__Work required__: Your task is to repeat the entries underneath exactly, minus the pictures.

__Collection entries__:
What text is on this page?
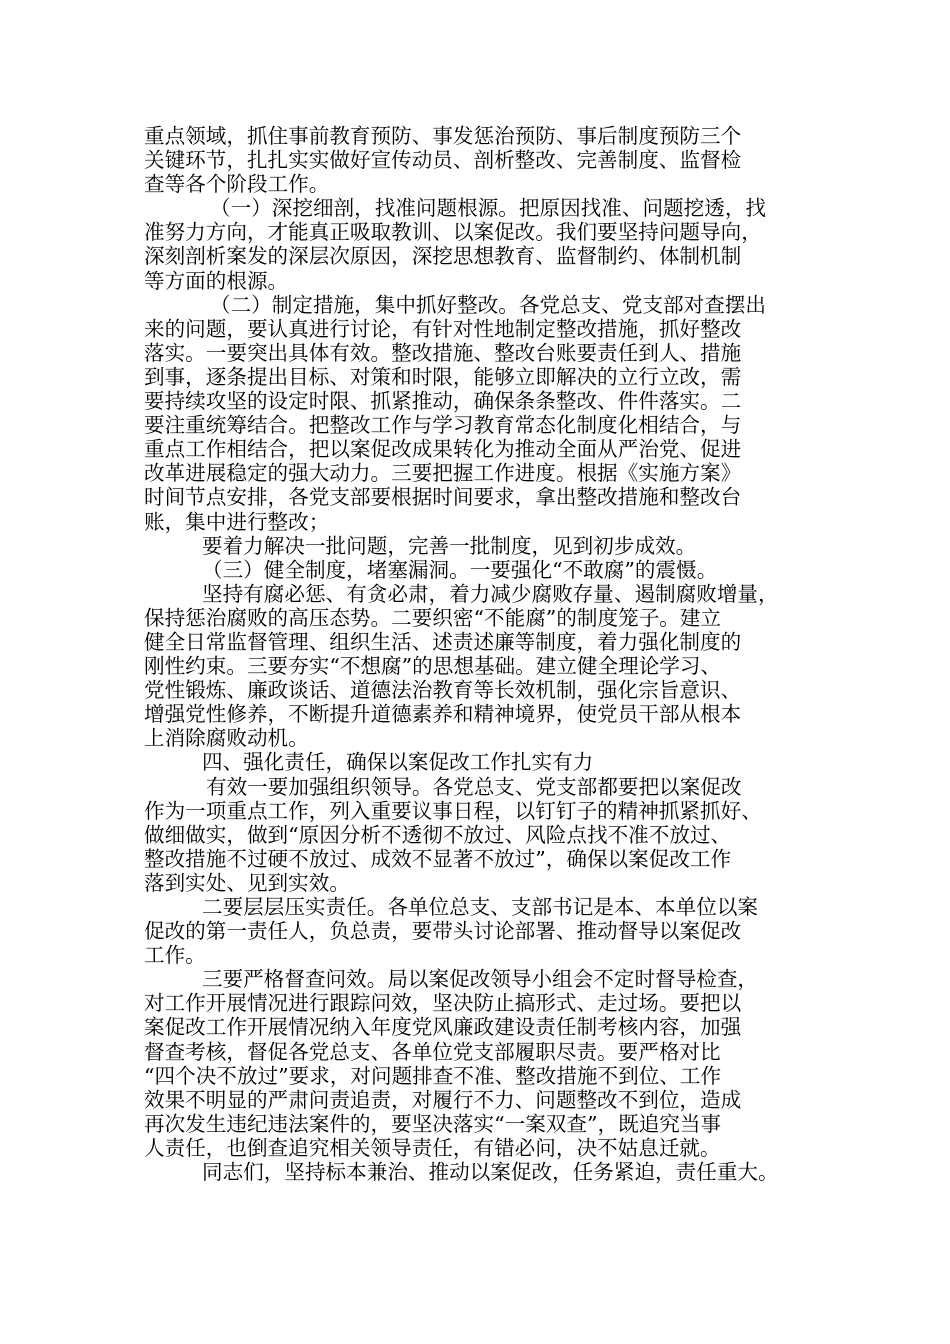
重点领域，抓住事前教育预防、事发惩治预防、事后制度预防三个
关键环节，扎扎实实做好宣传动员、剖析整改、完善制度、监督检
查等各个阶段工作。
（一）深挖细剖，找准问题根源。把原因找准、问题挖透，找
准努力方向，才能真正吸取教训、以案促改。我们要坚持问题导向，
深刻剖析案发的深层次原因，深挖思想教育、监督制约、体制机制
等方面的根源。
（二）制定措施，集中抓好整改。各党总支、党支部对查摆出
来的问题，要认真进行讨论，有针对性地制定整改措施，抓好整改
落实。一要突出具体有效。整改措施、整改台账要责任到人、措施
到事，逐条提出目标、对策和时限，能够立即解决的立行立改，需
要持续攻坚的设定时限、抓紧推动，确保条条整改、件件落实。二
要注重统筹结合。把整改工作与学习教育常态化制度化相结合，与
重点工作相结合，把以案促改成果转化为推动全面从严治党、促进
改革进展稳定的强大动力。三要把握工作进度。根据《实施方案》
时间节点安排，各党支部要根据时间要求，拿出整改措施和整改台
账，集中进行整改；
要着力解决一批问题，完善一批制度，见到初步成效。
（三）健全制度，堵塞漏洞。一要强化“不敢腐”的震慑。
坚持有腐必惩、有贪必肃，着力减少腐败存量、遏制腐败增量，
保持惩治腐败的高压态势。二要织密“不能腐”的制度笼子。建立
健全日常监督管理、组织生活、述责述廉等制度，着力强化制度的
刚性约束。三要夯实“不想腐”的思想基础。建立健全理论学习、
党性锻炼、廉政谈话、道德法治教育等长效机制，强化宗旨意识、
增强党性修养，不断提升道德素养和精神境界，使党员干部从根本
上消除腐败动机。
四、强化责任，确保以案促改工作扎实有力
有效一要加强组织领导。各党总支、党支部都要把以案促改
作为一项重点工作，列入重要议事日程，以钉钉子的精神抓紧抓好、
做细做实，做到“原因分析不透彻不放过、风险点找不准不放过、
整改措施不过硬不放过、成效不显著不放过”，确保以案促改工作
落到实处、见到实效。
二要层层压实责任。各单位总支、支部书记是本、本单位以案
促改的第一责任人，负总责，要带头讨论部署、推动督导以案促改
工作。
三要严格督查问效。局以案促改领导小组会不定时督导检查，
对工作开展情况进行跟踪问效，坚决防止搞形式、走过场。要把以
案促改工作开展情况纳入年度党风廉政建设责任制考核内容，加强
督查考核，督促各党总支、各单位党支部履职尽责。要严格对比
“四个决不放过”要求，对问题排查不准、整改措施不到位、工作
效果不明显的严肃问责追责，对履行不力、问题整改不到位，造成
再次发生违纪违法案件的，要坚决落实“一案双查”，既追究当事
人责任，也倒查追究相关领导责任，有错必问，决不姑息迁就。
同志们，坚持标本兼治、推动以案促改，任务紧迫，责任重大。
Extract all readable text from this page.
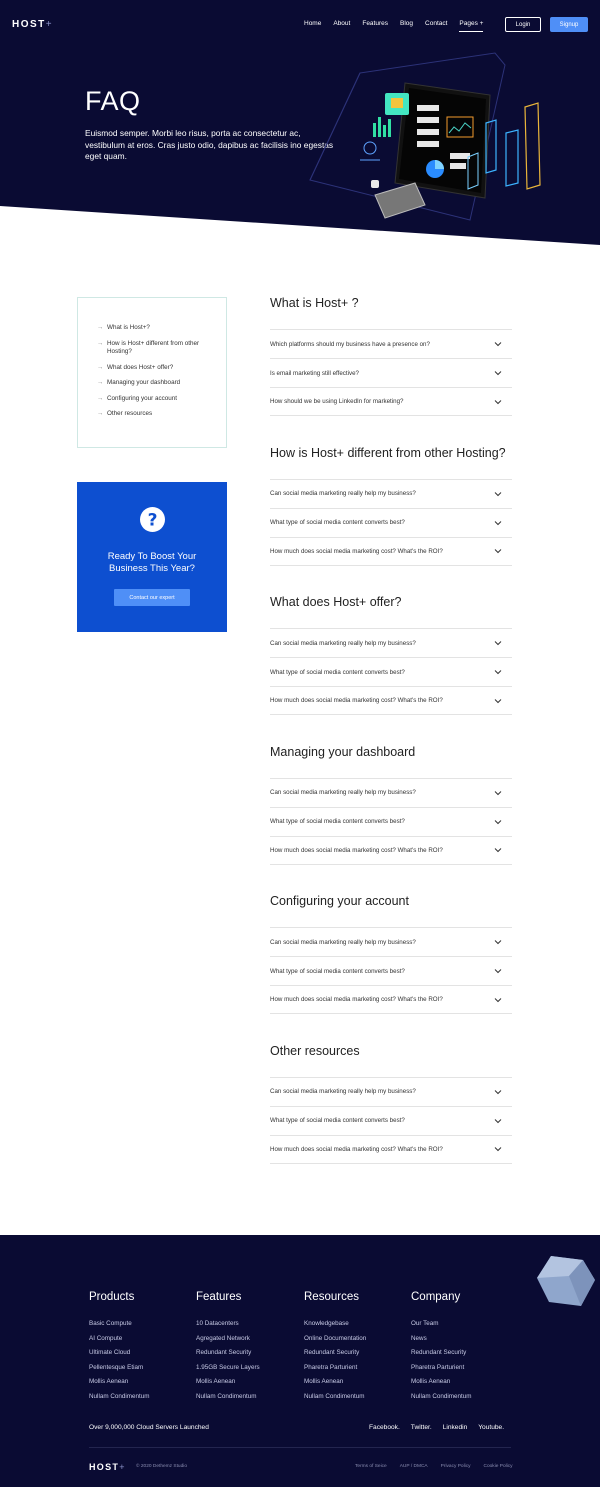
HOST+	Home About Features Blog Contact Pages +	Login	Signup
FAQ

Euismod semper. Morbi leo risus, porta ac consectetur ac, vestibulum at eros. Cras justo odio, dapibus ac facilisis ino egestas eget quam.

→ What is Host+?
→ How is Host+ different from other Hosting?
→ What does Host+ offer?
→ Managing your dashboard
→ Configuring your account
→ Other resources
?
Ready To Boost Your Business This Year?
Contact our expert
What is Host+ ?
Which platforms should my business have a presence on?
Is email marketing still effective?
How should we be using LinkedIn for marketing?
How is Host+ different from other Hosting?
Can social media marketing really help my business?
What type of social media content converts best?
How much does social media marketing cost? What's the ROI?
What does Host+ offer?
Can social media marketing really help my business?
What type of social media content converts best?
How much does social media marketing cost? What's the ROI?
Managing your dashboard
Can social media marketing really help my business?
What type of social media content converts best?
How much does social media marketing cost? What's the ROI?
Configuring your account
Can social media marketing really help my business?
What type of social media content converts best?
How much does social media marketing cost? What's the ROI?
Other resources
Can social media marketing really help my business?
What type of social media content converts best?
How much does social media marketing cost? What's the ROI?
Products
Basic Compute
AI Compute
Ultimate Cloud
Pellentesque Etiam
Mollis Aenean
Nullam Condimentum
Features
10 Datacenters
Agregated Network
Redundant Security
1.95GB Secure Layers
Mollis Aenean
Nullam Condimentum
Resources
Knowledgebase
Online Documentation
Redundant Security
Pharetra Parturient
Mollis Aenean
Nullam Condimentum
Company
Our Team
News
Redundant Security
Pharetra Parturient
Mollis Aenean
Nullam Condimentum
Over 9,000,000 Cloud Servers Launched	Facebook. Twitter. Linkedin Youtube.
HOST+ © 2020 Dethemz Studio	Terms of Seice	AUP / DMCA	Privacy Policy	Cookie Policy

__Task output__:
What text is on this page?
重点领域，抓住事前教育预防、事发惩治预防、事后制度预防三个
关键环节，扎扎实实做好宣传动员、剖析整改、完善制度、监督检
查等各个阶段工作。
（一）深挖细剖，找准问题根源。把原因找准、问题挖透，找
准努力方向，才能真正吸取教训、以案促改。我们要坚持问题导向，
深刻剖析案发的深层次原因，深挖思想教育、监督制约、体制机制
等方面的根源。
（二）制定措施，集中抓好整改。各党总支、党支部对查摆出
来的问题，要认真进行讨论，有针对性地制定整改措施，抓好整改
落实。一要突出具体有效。整改措施、整改台账要责任到人、措施
到事，逐条提出目标、对策和时限，能够立即解决的立行立改，需
要持续攻坚的设定时限、抓紧推动，确保条条整改、件件落实。二
要注重统筹结合。把整改工作与学习教育常态化制度化相结合，与
重点工作相结合，把以案促改成果转化为推动全面从严治党、促进
改革进展稳定的强大动力。三要把握工作进度。根据《实施方案》
时间节点安排，各党支部要根据时间要求，拿出整改措施和整改台
账，集中进行整改；
要着力解决一批问题，完善一批制度，见到初步成效。
（三）健全制度，堵塞漏洞。一要强化“不敢腐”的震慑。
坚持有腐必惩、有贪必肃，着力减少腐败存量、遏制腐败增量，
保持惩治腐败的高压态势。二要织密“不能腐”的制度笼子。建立
健全日常监督管理、组织生活、述责述廉等制度，着力强化制度的
刚性约束。三要夯实“不想腐”的思想基础。建立健全理论学习、
党性锻炼、廉政谈话、道德法治教育等长效机制，强化宗旨意识、
增强党性修养，不断提升道德素养和精神境界，使党员干部从根本
上消除腐败动机。
四、强化责任，确保以案促改工作扎实有力
有效一要加强组织领导。各党总支、党支部都要把以案促改
作为一项重点工作，列入重要议事日程，以钉钉子的精神抓紧抓好、
做细做实，做到“原因分析不透彻不放过、风险点找不准不放过、
整改措施不过硬不放过、成效不显著不放过”，确保以案促改工作
落到实处、见到实效。
二要层层压实责任。各单位总支、支部书记是本、本单位以案
促改的第一责任人，负总责，要带头讨论部署、推动督导以案促改
工作。
三要严格督查问效。局以案促改领导小组会不定时督导检查，
对工作开展情况进行跟踪问效，坚决防止搞形式、走过场。要把以
案促改工作开展情况纳入年度党风廉政建设责任制考核内容，加强
督查考核，督促各党总支、各单位党支部履职尽责。要严格对比
“四个决不放过”要求，对问题排查不准、整改措施不到位、工作
效果不明显的严肃问责追责，对履行不力、问题整改不到位，造成
再次发生违纪违法案件的，要坚决落实“一案双查”，既追究当事
人责任，也倒查追究相关领导责任，有错必问，决不姑息迁就。
同志们，坚持标本兼治、推动以案促改，任务紧迫，责任重大。
Extract all readable text from this page.
HOST+	Home About Features Blog Contact Pages +	Login	Signup
FAQ

Euismod semper. Morbi leo risus, porta ac consectetur ac, vestibulum at eros. Cras justo odio, dapibus ac facilisis ino egestas eget quam.

→ What is Host+?
→ How is Host+ different from other Hosting?
→ What does Host+ offer?
→ Managing your dashboard
→ Configuring your account
→ Other resources
?
Ready To Boost Your Business This Year?
Contact our expert
What is Host+ ?
Which platforms should my business have a presence on?
Is email marketing still effective?
How should we be using LinkedIn for marketing?
How is Host+ different from other Hosting?
Can social media marketing really help my business?
What type of social media content converts best?
How much does social media marketing cost? What's the ROI?
What does Host+ offer?
Can social media marketing really help my business?
What type of social media content converts best?
How much does social media marketing cost? What's the ROI?
Managing your dashboard
Can social media marketing really help my business?
What type of social media content converts best?
How much does social media marketing cost? What's the ROI?
Configuring your account
Can social media marketing really help my business?
What type of social media content converts best?
How much does social media marketing cost? What's the ROI?
Other resources
Can social media marketing really help my business?
What type of social media content converts best?
How much does social media marketing cost? What's the ROI?
Products
Basic Compute
AI Compute
Ultimate Cloud
Pellentesque Etiam
Mollis Aenean
Nullam Condimentum
Features
10 Datacenters
Agregated Network
Redundant Security
1.95GB Secure Layers
Mollis Aenean
Nullam Condimentum
Resources
Knowledgebase
Online Documentation
Redundant Security
Pharetra Parturient
Mollis Aenean
Nullam Condimentum
Company
Our Team
News
Redundant Security
Pharetra Parturient
Mollis Aenean
Nullam Condimentum
Over 9,000,000 Cloud Servers Launched	Facebook. Twitter. Linkedin Youtube.
HOST+ © 2020 Dethemz Studio	Terms of Seice	AUP / DMCA	Privacy Policy	Cookie Policy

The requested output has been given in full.